### Task to carry out
Pictures stay out of your copy, but everything else in the records below must be repeated exactly.
* Begin Records provided *
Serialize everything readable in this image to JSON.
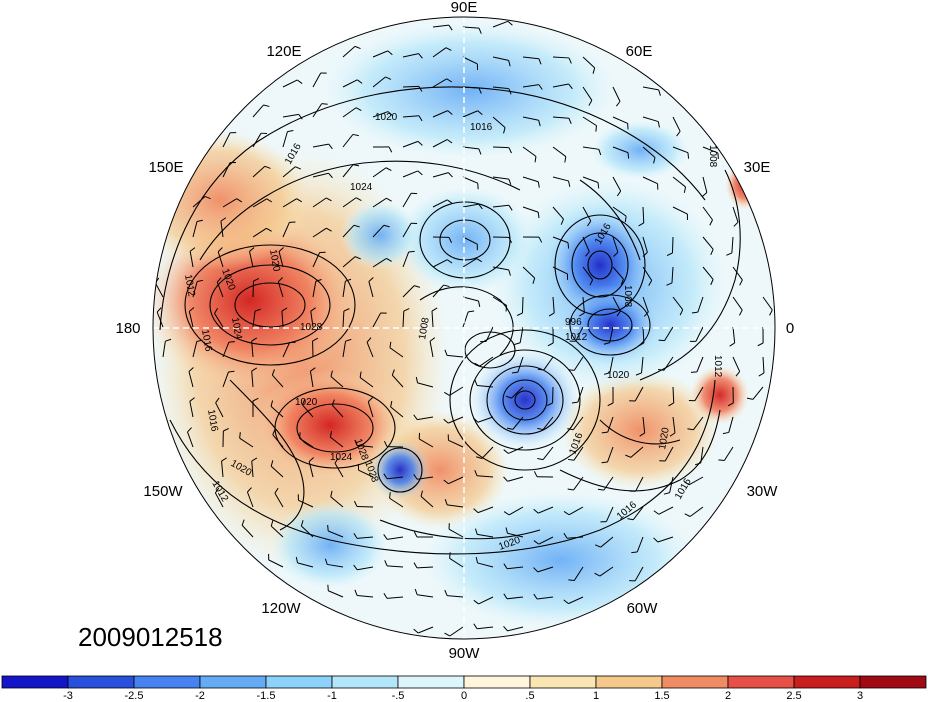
{
  "map": {
    "type": "polar-stereographic",
    "hemisphere": "north",
    "timestamp": "2009012518",
    "longitude_labels": [
      "90E",
      "120E",
      "60E",
      "150E",
      "30E",
      "180",
      "0",
      "150W",
      "30W",
      "120W",
      "60W",
      "90W"
    ],
    "contour_labels": [
      "1016",
      "1016",
      "1020",
      "1024",
      "1020",
      "1016",
      "1012",
      "1020",
      "1028",
      "1024",
      "1020",
      "1028",
      "1016",
      "1024",
      "1028",
      "1020",
      "1012",
      "1008",
      "1008",
      "1008",
      "1012",
      "1020",
      "1016",
      "1020",
      "1016",
      "1016",
      "1020",
      "1012",
      "996",
      "1016"
    ],
    "colors": {
      "strong_negative": "#1414c8",
      "negative": "#5aa0f0",
      "weak_negative": "#b4e6fa",
      "neutral": "#ffffff",
      "weak_positive": "#fae6b4",
      "positive": "#f08c64",
      "strong_positive": "#c81e1e",
      "contour": "#000000"
    }
  },
  "colorbar": {
    "colors": [
      "#1414c8",
      "#2850dc",
      "#4682f0",
      "#64aaf5",
      "#8cd2fa",
      "#b4e6fa",
      "#dcf5fa",
      "#fff5dc",
      "#fae6b4",
      "#f5c88c",
      "#f08c64",
      "#e65046",
      "#c81e1e",
      "#a00a14"
    ],
    "labels": [
      "-3",
      "-2.5",
      "-2",
      "-1.5",
      "-1",
      "-.5",
      "0",
      ".5",
      "1",
      "1.5",
      "2",
      "2.5",
      "3"
    ]
  }
}
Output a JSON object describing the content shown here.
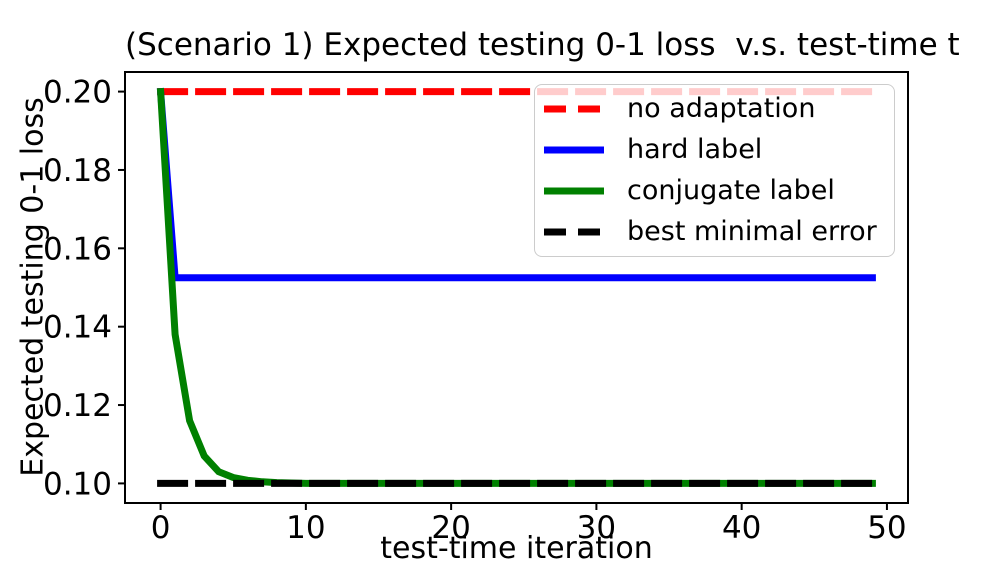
* End Records provided *
### Task output
Serialize everything readable in this image to JSON.
{
  "map": {
    "type": "polar-stereographic",
    "hemisphere": "north",
    "timestamp": "2009012518",
    "longitude_labels": [
      "90E",
      "120E",
      "60E",
      "150E",
      "30E",
      "180",
      "0",
      "150W",
      "30W",
      "120W",
      "60W",
      "90W"
    ],
    "contour_labels": [
      "1016",
      "1016",
      "1020",
      "1024",
      "1020",
      "1016",
      "1012",
      "1020",
      "1028",
      "1024",
      "1020",
      "1028",
      "1016",
      "1024",
      "1028",
      "1020",
      "1012",
      "1008",
      "1008",
      "1008",
      "1012",
      "1020",
      "1016",
      "1020",
      "1016",
      "1016",
      "1020",
      "1012",
      "996",
      "1016"
    ],
    "colors": {
      "strong_negative": "#1414c8",
      "negative": "#5aa0f0",
      "weak_negative": "#b4e6fa",
      "neutral": "#ffffff",
      "weak_positive": "#fae6b4",
      "positive": "#f08c64",
      "strong_positive": "#c81e1e",
      "contour": "#000000"
    }
  },
  "colorbar": {
    "colors": [
      "#1414c8",
      "#2850dc",
      "#4682f0",
      "#64aaf5",
      "#8cd2fa",
      "#b4e6fa",
      "#dcf5fa",
      "#fff5dc",
      "#fae6b4",
      "#f5c88c",
      "#f08c64",
      "#e65046",
      "#c81e1e",
      "#a00a14"
    ],
    "labels": [
      "-3",
      "-2.5",
      "-2",
      "-1.5",
      "-1",
      "-.5",
      "0",
      ".5",
      "1",
      "1.5",
      "2",
      "2.5",
      "3"
    ]
  }
}
Output a JSON object describing the content shown here.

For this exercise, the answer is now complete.